→ Problem to work on: Transcribe the records below exactly as they appear, omitting any pictures.

→ Entries shown:
..........

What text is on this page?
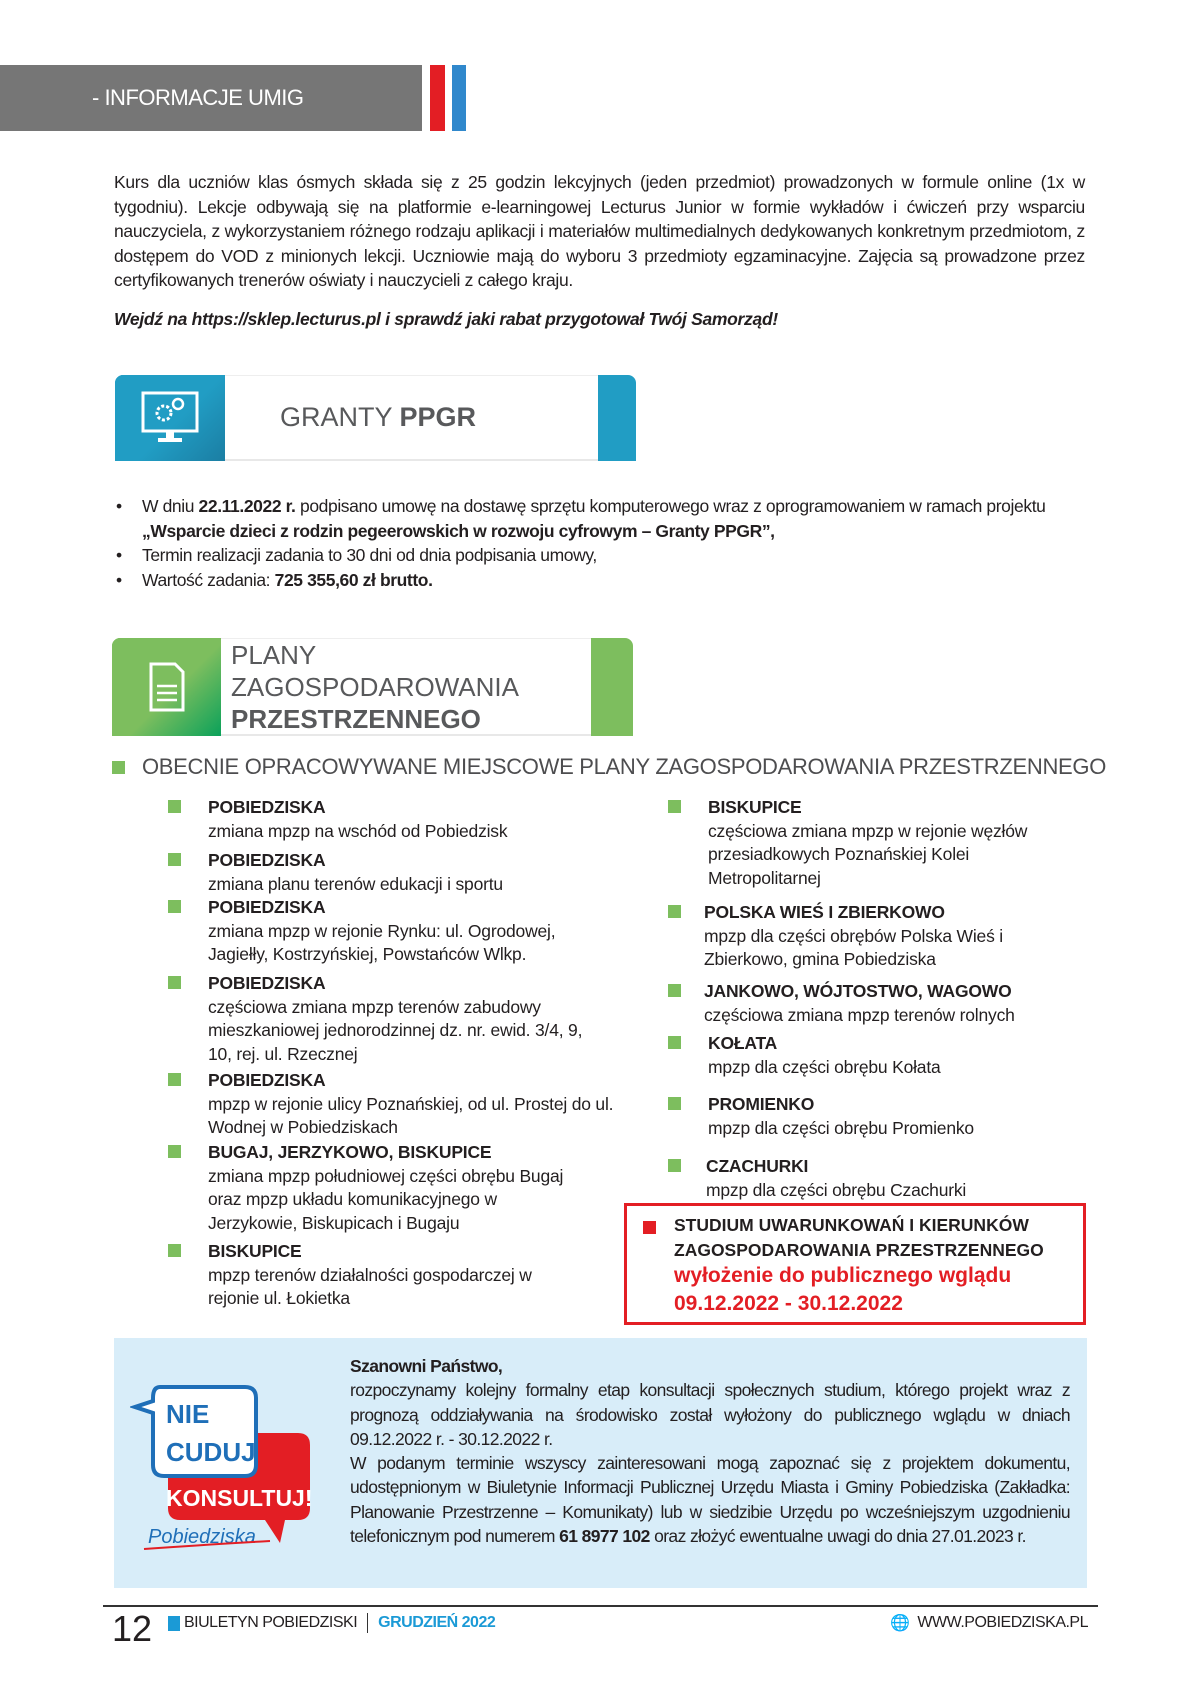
- INFORMACJE UMIG

Kurs dla uczniów klas ósmych składa się z 25 godzin lekcyjnych (jeden przedmiot) prowadzonych w formule online (1x w tygodniu). Lekcje odbywają się na platformie e-learningowej Lecturus Junior w formie wykładów i ćwiczeń przy wsparciu nauczyciela, z wykorzystaniem różnego rodzaju aplikacji i materiałów multimedialnych dedykowanych konkretnym przedmiotom, z dostępem do VOD z minionych lekcji. Uczniowie mają do wyboru 3 przedmioty egzaminacyjne. Zajęcia są prowadzone przez certyfikowanych trenerów oświaty i nauczycieli z całego kraju.

Wejdź na https://sklep.lecturus.pl i sprawdź jaki rabat przygotował Twój Samorząd!

GRANTY PPGR
• W dniu 22.11.2022 r. podpisano umowę na dostawę sprzętu komputerowego wraz z oprogramowaniem w ramach projektu „Wsparcie dzieci z rodzin pegeerowskich w rozwoju cyfrowym – Granty PPGR”,
• Termin realizacji zadania to 30 dni od dnia podpisania umowy,
• Wartość zadania: 725 355,60 zł brutto.
PLANY ZAGOSPODAROWANIA
PRZESTRZENNEGO
OBECNIE OPRACOWYWANE MIEJSCOWE PLANY ZAGOSPODAROWANIA PRZESTRZENNEGO
POBIEDZISKA
zmiana mpzp na wschód od Pobiedzisk
POBIEDZISKA
zmiana planu terenów edukacji i sportu
POBIEDZISKA
zmiana mpzp w rejonie Rynku: ul. Ogrodowej, Jagiełły, Kostrzyńskiej, Powstańców Wlkp.
POBIEDZISKA
częściowa zmiana mpzp terenów zabudowy mieszkaniowej jednorodzinnej dz. nr. ewid. 3/4, 9, 10, rej. ul. Rzecznej
POBIEDZISKA
mpzp w rejonie ulicy Poznańskiej, od ul. Prostej do ul. Wodnej w Pobiedziskach
BUGAJ, JERZYKOWO, BISKUPICE
zmiana mpzp południowej części obrębu Bugaj oraz mpzp układu komunikacyjnego w Jerzykowie, Biskupicach i Bugaju
BISKUPICE
mpzp terenów działalności gospodarczej w rejonie ul. Łokietka
BISKUPICE
częściowa zmiana mpzp w rejonie węzłów przesiadkowych Poznańskiej Kolei Metropolitarnej
POLSKA WIEŚ I ZBIERKOWO
mpzp dla części obrębów Polska Wieś i Zbierkowo, gmina Pobiedziska
JANKOWO, WÓJTOSTWO, WAGOWO
częściowa zmiana mpzp terenów rolnych
KOŁATA
mpzp dla części obrębu Kołata
PROMIENKO
mpzp dla części obrębu Promienko
CZACHURKI
mpzp dla części obrębu Czachurki
STUDIUM UWARUNKOWAŃ I KIERUNKÓW
ZAGOSPODAROWANIA PRZESTRZENNEGO
wyłożenie do publicznego wglądu
09.12.2022 - 30.12.2022
NIE
CUDUJ
KONSULTUJ!
Pobiedziska
Szanowni Państwo,

rozpoczynamy kolejny formalny etap konsultacji społecznych studium, którego projekt wraz z prognozą oddziaływania na środowisko został wyłożony do publicznego wglądu w dniach 09.12.2022 r. - 30.12.2022 r.

W podanym terminie wszyscy zainteresowani mogą zapoznać się z projektem dokumentu, udostępnionym w Biuletynie Informacji Publicznej Urzędu Miasta i Gminy Pobiedziska (Zakładka: Planowanie Przestrzenne – Komunikaty) lub w siedzibie Urzędu po wcześniejszym uzgodnieniu telefonicznym pod numerem 61 8977 102 oraz złożyć ewentualne uwagi do dnia 27.01.2023 r.

12 BIULETYN POBIEDZISKI GRUDZIEŃ 2022	🌐 WWW.POBIEDZISKA.PL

..........

→ Written reply:
What text is on this page?
- INFORMACJE UMIG

Kurs dla uczniów klas ósmych składa się z 25 godzin lekcyjnych (jeden przedmiot) prowadzonych w formule online (1x w tygodniu). Lekcje odbywają się na platformie e-learningowej Lecturus Junior w formie wykładów i ćwiczeń przy wsparciu nauczyciela, z wykorzystaniem różnego rodzaju aplikacji i materiałów multimedialnych dedykowanych konkretnym przedmiotom, z dostępem do VOD z minionych lekcji. Uczniowie mają do wyboru 3 przedmioty egzaminacyjne. Zajęcia są prowadzone przez certyfikowanych trenerów oświaty i nauczycieli z całego kraju.

Wejdź na https://sklep.lecturus.pl i sprawdź jaki rabat przygotował Twój Samorząd!

GRANTY PPGR
• W dniu 22.11.2022 r. podpisano umowę na dostawę sprzętu komputerowego wraz z oprogramowaniem w ramach projektu „Wsparcie dzieci z rodzin pegeerowskich w rozwoju cyfrowym – Granty PPGR”,
• Termin realizacji zadania to 30 dni od dnia podpisania umowy,
• Wartość zadania: 725 355,60 zł brutto.
PLANY ZAGOSPODAROWANIA
PRZESTRZENNEGO
OBECNIE OPRACOWYWANE MIEJSCOWE PLANY ZAGOSPODAROWANIA PRZESTRZENNEGO
POBIEDZISKA
zmiana mpzp na wschód od Pobiedzisk
POBIEDZISKA
zmiana planu terenów edukacji i sportu
POBIEDZISKA
zmiana mpzp w rejonie Rynku: ul. Ogrodowej, Jagiełły, Kostrzyńskiej, Powstańców Wlkp.
POBIEDZISKA
częściowa zmiana mpzp terenów zabudowy mieszkaniowej jednorodzinnej dz. nr. ewid. 3/4, 9, 10, rej. ul. Rzecznej
POBIEDZISKA
mpzp w rejonie ulicy Poznańskiej, od ul. Prostej do ul. Wodnej w Pobiedziskach
BUGAJ, JERZYKOWO, BISKUPICE
zmiana mpzp południowej części obrębu Bugaj oraz mpzp układu komunikacyjnego w Jerzykowie, Biskupicach i Bugaju
BISKUPICE
mpzp terenów działalności gospodarczej w rejonie ul. Łokietka
BISKUPICE
częściowa zmiana mpzp w rejonie węzłów przesiadkowych Poznańskiej Kolei Metropolitarnej
POLSKA WIEŚ I ZBIERKOWO
mpzp dla części obrębów Polska Wieś i Zbierkowo, gmina Pobiedziska
JANKOWO, WÓJTOSTWO, WAGOWO
częściowa zmiana mpzp terenów rolnych
KOŁATA
mpzp dla części obrębu Kołata
PROMIENKO
mpzp dla części obrębu Promienko
CZACHURKI
mpzp dla części obrębu Czachurki
STUDIUM UWARUNKOWAŃ I KIERUNKÓW
ZAGOSPODAROWANIA PRZESTRZENNEGO
wyłożenie do publicznego wglądu
09.12.2022 - 30.12.2022
NIE
CUDUJ
KONSULTUJ!
Pobiedziska
Szanowni Państwo,

rozpoczynamy kolejny formalny etap konsultacji społecznych studium, którego projekt wraz z prognozą oddziaływania na środowisko został wyłożony do publicznego wglądu w dniach 09.12.2022 r. - 30.12.2022 r.

W podanym terminie wszyscy zainteresowani mogą zapoznać się z projektem dokumentu, udostępnionym w Biuletynie Informacji Publicznej Urzędu Miasta i Gminy Pobiedziska (Zakładka: Planowanie Przestrzenne – Komunikaty) lub w siedzibie Urzędu po wcześniejszym uzgodnieniu telefonicznym pod numerem 61 8977 102 oraz złożyć ewentualne uwagi do dnia 27.01.2023 r.

12 BIULETYN POBIEDZISKI GRUDZIEŃ 2022	🌐 WWW.POBIEDZISKA.PL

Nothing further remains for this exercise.